# Task to complete
Across the listing below, how many lines hold "rings"? Reply with the number by itself.

◇ ◇ ◇ ◇ ◇

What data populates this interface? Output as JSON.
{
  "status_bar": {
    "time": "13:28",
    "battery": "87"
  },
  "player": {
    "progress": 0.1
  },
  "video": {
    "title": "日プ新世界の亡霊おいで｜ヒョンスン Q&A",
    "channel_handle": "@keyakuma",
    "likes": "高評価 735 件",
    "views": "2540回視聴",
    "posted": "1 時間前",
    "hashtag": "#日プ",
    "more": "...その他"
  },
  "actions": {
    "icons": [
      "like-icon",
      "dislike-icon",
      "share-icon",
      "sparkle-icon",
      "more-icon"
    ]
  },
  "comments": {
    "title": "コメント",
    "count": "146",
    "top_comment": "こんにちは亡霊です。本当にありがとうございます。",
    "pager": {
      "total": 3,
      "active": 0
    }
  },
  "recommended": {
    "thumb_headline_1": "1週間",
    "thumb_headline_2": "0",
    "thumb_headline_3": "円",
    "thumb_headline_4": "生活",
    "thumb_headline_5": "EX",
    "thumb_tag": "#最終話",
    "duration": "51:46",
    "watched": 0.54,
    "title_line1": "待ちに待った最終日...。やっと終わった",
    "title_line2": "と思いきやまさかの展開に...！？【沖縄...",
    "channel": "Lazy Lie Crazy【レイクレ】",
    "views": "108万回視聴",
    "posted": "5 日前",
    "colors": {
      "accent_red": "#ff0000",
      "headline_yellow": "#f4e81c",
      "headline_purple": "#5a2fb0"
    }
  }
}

◇ ◇ ◇ ◇ ◇

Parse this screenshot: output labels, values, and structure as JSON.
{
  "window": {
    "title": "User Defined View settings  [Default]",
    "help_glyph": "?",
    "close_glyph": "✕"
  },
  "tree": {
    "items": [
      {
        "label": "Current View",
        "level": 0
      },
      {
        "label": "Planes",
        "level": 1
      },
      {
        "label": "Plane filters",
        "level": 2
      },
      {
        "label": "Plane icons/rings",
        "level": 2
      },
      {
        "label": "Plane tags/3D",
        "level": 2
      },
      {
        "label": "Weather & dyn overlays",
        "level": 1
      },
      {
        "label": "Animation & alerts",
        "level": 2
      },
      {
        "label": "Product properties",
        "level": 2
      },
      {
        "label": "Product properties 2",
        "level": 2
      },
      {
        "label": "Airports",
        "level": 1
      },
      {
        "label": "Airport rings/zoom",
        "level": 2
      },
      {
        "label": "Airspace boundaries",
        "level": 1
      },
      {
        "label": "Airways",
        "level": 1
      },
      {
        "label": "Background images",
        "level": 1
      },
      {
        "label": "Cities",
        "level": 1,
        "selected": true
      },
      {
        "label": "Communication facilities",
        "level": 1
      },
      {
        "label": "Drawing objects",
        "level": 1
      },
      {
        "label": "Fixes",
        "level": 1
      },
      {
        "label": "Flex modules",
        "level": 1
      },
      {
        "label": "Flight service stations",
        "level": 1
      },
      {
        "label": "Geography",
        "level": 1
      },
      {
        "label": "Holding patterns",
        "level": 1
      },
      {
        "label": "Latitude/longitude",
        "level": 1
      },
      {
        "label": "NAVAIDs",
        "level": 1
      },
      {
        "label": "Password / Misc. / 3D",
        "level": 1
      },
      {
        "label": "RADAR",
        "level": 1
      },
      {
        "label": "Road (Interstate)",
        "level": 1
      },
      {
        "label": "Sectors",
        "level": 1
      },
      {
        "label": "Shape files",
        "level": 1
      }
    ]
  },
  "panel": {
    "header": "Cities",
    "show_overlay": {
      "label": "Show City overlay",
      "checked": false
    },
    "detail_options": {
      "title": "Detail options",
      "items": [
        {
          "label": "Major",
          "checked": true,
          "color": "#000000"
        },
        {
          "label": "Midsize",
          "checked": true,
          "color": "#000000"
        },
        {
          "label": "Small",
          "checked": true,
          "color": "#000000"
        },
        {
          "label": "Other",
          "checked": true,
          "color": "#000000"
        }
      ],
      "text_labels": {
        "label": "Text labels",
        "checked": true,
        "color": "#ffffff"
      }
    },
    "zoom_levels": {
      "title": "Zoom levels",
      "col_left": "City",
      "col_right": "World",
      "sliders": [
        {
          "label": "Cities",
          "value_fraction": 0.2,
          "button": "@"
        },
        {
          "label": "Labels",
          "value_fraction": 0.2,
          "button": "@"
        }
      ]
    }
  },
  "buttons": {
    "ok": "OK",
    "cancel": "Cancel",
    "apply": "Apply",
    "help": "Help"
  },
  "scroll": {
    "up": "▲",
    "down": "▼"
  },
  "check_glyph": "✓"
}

◇ ◇ ◇ ◇ ◇

# Exercise output
2